* BEGIN Exercise input *
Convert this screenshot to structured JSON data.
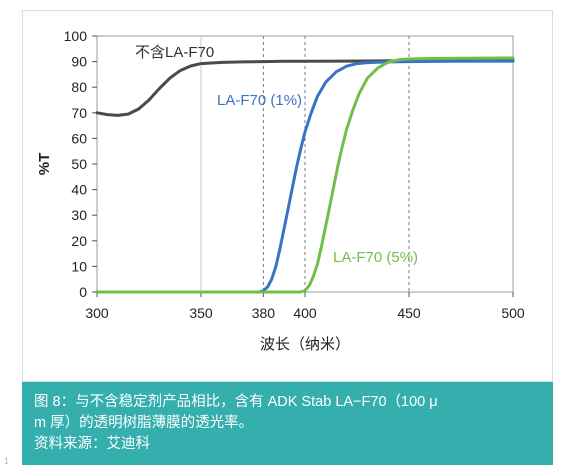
{
  "chart_data": {
    "type": "line",
    "title": "",
    "xlabel": "波长（纳米）",
    "ylabel": "%T",
    "xlim": [
      300,
      500
    ],
    "ylim": [
      0,
      100
    ],
    "x_ticks": [
      300,
      350,
      380,
      400,
      450,
      500
    ],
    "y_ticks": [
      0,
      10,
      20,
      30,
      40,
      50,
      60,
      70,
      80,
      90,
      100
    ],
    "reference_lines_x": [
      380,
      400,
      450
    ],
    "grid": "vertical",
    "series": [
      {
        "name": "不含LA-F70",
        "color": "#4a4a4a",
        "label_color": "#333333",
        "x": [
          300,
          305,
          310,
          315,
          320,
          325,
          330,
          335,
          340,
          345,
          350,
          360,
          370,
          380,
          390,
          400,
          420,
          450,
          480,
          500
        ],
        "y": [
          70,
          69.3,
          69,
          69.5,
          71.5,
          75,
          79.5,
          83.5,
          86.5,
          88.3,
          89.2,
          89.7,
          89.9,
          90,
          90.1,
          90.1,
          90.2,
          90.3,
          90.4,
          90.5
        ]
      },
      {
        "name": "LA-F70 (1%)",
        "color": "#3a73c4",
        "label_color": "#3a73c4",
        "x": [
          300,
          370,
          378,
          380,
          382,
          384,
          386,
          388,
          390,
          392,
          394,
          396,
          398,
          400,
          403,
          406,
          410,
          415,
          420,
          425,
          430,
          440,
          450,
          470,
          500
        ],
        "y": [
          0,
          0,
          0,
          0.5,
          2,
          5,
          10,
          17,
          25,
          33,
          41,
          49,
          56,
          62.5,
          70,
          76.5,
          82,
          86,
          88.2,
          89.2,
          89.6,
          89.9,
          90,
          90.1,
          90.2
        ]
      },
      {
        "name": "LA-F70 (5%)",
        "color": "#6fc04a",
        "label_color": "#6fc04a",
        "x": [
          300,
          390,
          398,
          400,
          402,
          404,
          406,
          408,
          410,
          412,
          414,
          416,
          418,
          420,
          423,
          426,
          430,
          435,
          440,
          445,
          450,
          460,
          475,
          500
        ],
        "y": [
          0,
          0,
          0,
          0.5,
          2.5,
          6,
          11,
          18,
          26,
          34,
          42,
          50,
          57,
          63.5,
          71,
          77.5,
          83.5,
          87.5,
          89.8,
          90.7,
          91,
          91.2,
          91.3,
          91.4
        ]
      }
    ]
  },
  "caption": {
    "line1": "图 8：与不含稳定剂产品相比，含有  ADK Stab LA−F70（100 μ",
    "line2": "m 厚）的透明树脂薄膜的透光率。",
    "line3": "资料来源：艾迪科"
  },
  "corner_mark": "1"
}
* END Exercise input *
What you will do:
Return each line from the material above exactly, but not the pictures.

Solution to the problem:
Convert this screenshot to structured JSON data.
{
  "chart_data": {
    "type": "line",
    "title": "",
    "xlabel": "波长（纳米）",
    "ylabel": "%T",
    "xlim": [
      300,
      500
    ],
    "ylim": [
      0,
      100
    ],
    "x_ticks": [
      300,
      350,
      380,
      400,
      450,
      500
    ],
    "y_ticks": [
      0,
      10,
      20,
      30,
      40,
      50,
      60,
      70,
      80,
      90,
      100
    ],
    "reference_lines_x": [
      380,
      400,
      450
    ],
    "grid": "vertical",
    "series": [
      {
        "name": "不含LA-F70",
        "color": "#4a4a4a",
        "label_color": "#333333",
        "x": [
          300,
          305,
          310,
          315,
          320,
          325,
          330,
          335,
          340,
          345,
          350,
          360,
          370,
          380,
          390,
          400,
          420,
          450,
          480,
          500
        ],
        "y": [
          70,
          69.3,
          69,
          69.5,
          71.5,
          75,
          79.5,
          83.5,
          86.5,
          88.3,
          89.2,
          89.7,
          89.9,
          90,
          90.1,
          90.1,
          90.2,
          90.3,
          90.4,
          90.5
        ]
      },
      {
        "name": "LA-F70 (1%)",
        "color": "#3a73c4",
        "label_color": "#3a73c4",
        "x": [
          300,
          370,
          378,
          380,
          382,
          384,
          386,
          388,
          390,
          392,
          394,
          396,
          398,
          400,
          403,
          406,
          410,
          415,
          420,
          425,
          430,
          440,
          450,
          470,
          500
        ],
        "y": [
          0,
          0,
          0,
          0.5,
          2,
          5,
          10,
          17,
          25,
          33,
          41,
          49,
          56,
          62.5,
          70,
          76.5,
          82,
          86,
          88.2,
          89.2,
          89.6,
          89.9,
          90,
          90.1,
          90.2
        ]
      },
      {
        "name": "LA-F70 (5%)",
        "color": "#6fc04a",
        "label_color": "#6fc04a",
        "x": [
          300,
          390,
          398,
          400,
          402,
          404,
          406,
          408,
          410,
          412,
          414,
          416,
          418,
          420,
          423,
          426,
          430,
          435,
          440,
          445,
          450,
          460,
          475,
          500
        ],
        "y": [
          0,
          0,
          0,
          0.5,
          2.5,
          6,
          11,
          18,
          26,
          34,
          42,
          50,
          57,
          63.5,
          71,
          77.5,
          83.5,
          87.5,
          89.8,
          90.7,
          91,
          91.2,
          91.3,
          91.4
        ]
      }
    ]
  },
  "caption": {
    "line1": "图 8：与不含稳定剂产品相比，含有  ADK Stab LA−F70（100 μ",
    "line2": "m 厚）的透明树脂薄膜的透光率。",
    "line3": "资料来源：艾迪科"
  },
  "corner_mark": "1"
}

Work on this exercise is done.